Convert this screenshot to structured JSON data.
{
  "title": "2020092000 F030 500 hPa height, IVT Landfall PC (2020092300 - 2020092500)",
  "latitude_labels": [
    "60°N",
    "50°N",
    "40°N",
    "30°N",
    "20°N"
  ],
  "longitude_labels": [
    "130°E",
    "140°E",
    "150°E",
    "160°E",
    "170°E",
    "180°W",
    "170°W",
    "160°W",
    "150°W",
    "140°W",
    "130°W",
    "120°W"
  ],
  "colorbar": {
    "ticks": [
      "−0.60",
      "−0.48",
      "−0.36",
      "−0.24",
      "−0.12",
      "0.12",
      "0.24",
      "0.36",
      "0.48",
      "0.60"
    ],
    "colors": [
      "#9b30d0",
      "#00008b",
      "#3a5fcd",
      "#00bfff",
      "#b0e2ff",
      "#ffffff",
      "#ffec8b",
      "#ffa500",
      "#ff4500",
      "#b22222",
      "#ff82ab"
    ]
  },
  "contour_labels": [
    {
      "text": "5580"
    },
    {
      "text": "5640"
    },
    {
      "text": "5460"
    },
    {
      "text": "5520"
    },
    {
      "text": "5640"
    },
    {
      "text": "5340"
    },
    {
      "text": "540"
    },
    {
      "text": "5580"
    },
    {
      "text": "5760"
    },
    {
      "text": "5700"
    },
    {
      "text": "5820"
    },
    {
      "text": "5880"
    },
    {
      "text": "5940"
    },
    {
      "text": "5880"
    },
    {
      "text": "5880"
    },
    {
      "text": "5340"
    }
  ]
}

○ ○ ○ ○ ○ ○ ○

» **EXERCISE AIM**
Reproduce all of the records exactly.

» **FINISHED ANSWER**
Convert this screenshot to structured JSON data.
{
  "title": "2020092000 F030 500 hPa height, IVT Landfall PC (2020092300 - 2020092500)",
  "latitude_labels": [
    "60°N",
    "50°N",
    "40°N",
    "30°N",
    "20°N"
  ],
  "longitude_labels": [
    "130°E",
    "140°E",
    "150°E",
    "160°E",
    "170°E",
    "180°W",
    "170°W",
    "160°W",
    "150°W",
    "140°W",
    "130°W",
    "120°W"
  ],
  "colorbar": {
    "ticks": [
      "−0.60",
      "−0.48",
      "−0.36",
      "−0.24",
      "−0.12",
      "0.12",
      "0.24",
      "0.36",
      "0.48",
      "0.60"
    ],
    "colors": [
      "#9b30d0",
      "#00008b",
      "#3a5fcd",
      "#00bfff",
      "#b0e2ff",
      "#ffffff",
      "#ffec8b",
      "#ffa500",
      "#ff4500",
      "#b22222",
      "#ff82ab"
    ]
  },
  "contour_labels": [
    {
      "text": "5580"
    },
    {
      "text": "5640"
    },
    {
      "text": "5460"
    },
    {
      "text": "5520"
    },
    {
      "text": "5640"
    },
    {
      "text": "5340"
    },
    {
      "text": "540"
    },
    {
      "text": "5580"
    },
    {
      "text": "5760"
    },
    {
      "text": "5700"
    },
    {
      "text": "5820"
    },
    {
      "text": "5880"
    },
    {
      "text": "5940"
    },
    {
      "text": "5880"
    },
    {
      "text": "5880"
    },
    {
      "text": "5340"
    }
  ]
}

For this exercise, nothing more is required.